** begin Records provided **

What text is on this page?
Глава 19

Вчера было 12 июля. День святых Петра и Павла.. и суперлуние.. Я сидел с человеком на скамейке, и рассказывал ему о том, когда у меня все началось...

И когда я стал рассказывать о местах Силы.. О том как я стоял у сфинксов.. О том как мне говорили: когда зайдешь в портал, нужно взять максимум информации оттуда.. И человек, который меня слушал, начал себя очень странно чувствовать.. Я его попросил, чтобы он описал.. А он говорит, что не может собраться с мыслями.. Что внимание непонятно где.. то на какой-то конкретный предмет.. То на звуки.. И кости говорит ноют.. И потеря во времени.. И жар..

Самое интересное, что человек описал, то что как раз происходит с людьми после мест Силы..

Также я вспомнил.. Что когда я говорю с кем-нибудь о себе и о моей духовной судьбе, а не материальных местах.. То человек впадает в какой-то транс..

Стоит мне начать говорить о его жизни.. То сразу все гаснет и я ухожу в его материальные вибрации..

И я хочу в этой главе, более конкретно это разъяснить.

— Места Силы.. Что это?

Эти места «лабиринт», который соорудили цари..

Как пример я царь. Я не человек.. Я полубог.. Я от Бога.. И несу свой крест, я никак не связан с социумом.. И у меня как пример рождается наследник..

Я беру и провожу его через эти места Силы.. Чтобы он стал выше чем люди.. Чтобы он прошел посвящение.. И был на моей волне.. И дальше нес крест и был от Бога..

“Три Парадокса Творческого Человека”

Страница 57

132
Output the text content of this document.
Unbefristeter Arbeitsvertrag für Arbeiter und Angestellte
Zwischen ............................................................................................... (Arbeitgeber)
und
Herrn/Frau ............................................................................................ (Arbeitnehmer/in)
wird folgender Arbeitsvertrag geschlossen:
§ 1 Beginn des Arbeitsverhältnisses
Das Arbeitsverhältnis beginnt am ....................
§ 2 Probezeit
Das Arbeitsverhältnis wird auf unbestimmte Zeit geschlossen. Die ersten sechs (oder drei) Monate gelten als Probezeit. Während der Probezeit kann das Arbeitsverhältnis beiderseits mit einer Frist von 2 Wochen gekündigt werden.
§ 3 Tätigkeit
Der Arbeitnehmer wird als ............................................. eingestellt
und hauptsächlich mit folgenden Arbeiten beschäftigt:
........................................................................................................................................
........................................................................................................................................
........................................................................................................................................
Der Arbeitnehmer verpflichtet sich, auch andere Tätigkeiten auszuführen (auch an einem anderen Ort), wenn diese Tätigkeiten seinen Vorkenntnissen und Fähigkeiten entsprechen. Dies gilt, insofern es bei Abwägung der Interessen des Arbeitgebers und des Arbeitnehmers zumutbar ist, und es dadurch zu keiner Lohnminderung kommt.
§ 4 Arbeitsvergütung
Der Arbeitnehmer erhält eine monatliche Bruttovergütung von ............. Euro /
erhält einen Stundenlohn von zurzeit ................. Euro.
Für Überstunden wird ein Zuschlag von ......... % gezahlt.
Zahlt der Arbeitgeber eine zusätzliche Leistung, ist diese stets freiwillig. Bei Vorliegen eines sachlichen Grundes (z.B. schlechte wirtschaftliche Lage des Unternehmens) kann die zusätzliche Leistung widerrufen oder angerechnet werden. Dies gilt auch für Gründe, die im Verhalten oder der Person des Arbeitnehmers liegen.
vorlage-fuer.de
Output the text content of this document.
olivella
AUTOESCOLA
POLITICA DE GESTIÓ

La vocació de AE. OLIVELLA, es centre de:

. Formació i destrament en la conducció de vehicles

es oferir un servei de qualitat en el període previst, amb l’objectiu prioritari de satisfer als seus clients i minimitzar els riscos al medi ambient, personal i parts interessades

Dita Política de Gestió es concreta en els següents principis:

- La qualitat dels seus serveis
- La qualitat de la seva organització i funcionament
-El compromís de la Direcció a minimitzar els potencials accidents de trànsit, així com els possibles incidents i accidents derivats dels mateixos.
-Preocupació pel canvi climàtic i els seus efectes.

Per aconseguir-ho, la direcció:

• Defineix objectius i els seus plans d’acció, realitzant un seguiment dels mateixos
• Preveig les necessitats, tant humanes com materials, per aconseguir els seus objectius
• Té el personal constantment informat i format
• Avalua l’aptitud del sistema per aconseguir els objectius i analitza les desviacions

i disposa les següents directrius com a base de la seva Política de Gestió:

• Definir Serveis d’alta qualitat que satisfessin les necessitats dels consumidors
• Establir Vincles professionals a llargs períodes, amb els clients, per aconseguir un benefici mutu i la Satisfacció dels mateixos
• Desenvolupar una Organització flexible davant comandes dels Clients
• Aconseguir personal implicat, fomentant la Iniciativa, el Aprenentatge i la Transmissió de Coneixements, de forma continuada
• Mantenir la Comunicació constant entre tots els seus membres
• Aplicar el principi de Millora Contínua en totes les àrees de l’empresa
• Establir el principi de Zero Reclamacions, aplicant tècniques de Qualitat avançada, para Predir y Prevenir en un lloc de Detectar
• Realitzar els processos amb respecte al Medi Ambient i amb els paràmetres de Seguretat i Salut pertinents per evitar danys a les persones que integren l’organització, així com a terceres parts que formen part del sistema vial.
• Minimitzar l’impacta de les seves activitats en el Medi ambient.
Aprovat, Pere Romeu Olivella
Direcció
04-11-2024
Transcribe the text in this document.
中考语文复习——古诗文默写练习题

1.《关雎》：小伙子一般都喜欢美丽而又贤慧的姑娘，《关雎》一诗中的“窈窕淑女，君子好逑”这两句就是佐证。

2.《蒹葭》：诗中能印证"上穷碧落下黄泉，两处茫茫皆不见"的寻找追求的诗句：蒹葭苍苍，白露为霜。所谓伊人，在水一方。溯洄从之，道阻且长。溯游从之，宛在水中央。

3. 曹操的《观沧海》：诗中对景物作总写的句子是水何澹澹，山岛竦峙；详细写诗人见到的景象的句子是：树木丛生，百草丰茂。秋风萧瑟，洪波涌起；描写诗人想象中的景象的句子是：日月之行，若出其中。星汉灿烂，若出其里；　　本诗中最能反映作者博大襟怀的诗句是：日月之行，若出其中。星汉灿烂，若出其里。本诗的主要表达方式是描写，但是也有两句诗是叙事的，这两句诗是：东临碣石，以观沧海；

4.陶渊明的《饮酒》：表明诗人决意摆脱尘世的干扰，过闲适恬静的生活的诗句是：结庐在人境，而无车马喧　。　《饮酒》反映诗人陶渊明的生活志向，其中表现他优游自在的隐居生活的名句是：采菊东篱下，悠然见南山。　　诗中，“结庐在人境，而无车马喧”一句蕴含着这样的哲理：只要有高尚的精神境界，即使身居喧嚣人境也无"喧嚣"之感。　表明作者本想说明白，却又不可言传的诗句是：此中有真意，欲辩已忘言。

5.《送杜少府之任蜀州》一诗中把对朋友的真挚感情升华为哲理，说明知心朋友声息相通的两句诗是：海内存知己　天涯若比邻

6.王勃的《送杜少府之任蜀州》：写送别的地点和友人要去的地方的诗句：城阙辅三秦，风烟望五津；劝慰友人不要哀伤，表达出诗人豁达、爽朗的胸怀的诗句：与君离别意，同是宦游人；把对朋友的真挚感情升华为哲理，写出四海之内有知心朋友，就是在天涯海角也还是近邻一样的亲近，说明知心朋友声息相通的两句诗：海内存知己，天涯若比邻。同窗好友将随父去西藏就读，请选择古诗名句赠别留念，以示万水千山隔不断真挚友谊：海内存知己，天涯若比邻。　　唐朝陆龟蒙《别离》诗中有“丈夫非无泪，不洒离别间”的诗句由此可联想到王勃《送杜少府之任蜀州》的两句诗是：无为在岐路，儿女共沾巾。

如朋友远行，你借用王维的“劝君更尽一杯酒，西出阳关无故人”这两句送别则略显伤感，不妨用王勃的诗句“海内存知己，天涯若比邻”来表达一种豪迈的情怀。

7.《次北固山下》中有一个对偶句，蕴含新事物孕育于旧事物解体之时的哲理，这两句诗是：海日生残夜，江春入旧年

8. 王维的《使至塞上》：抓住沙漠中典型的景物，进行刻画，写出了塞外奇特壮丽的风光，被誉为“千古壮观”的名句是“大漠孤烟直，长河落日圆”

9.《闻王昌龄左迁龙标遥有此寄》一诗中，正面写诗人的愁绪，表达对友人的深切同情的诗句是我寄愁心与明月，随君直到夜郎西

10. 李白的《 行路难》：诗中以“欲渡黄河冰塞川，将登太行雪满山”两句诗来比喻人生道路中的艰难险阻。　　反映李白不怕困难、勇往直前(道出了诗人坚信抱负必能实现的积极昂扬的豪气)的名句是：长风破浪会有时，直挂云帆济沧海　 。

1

** end Records provided **

Aim of the task »
Copy every line from the records above that contains the word "крест".

Solution to this problem »
Как пример я царь. Я не человек.. Я полубог.. Я от Бога.. И несу свой крест, я никак не связан с социумом.. И у меня как пример рождается наследник..
Я беру и провожу его через эти места Силы.. Чтобы он стал выше чем люди.. Чтобы он прошел посвящение.. И был на моей волне.. И дальше нес крест и был от Бога..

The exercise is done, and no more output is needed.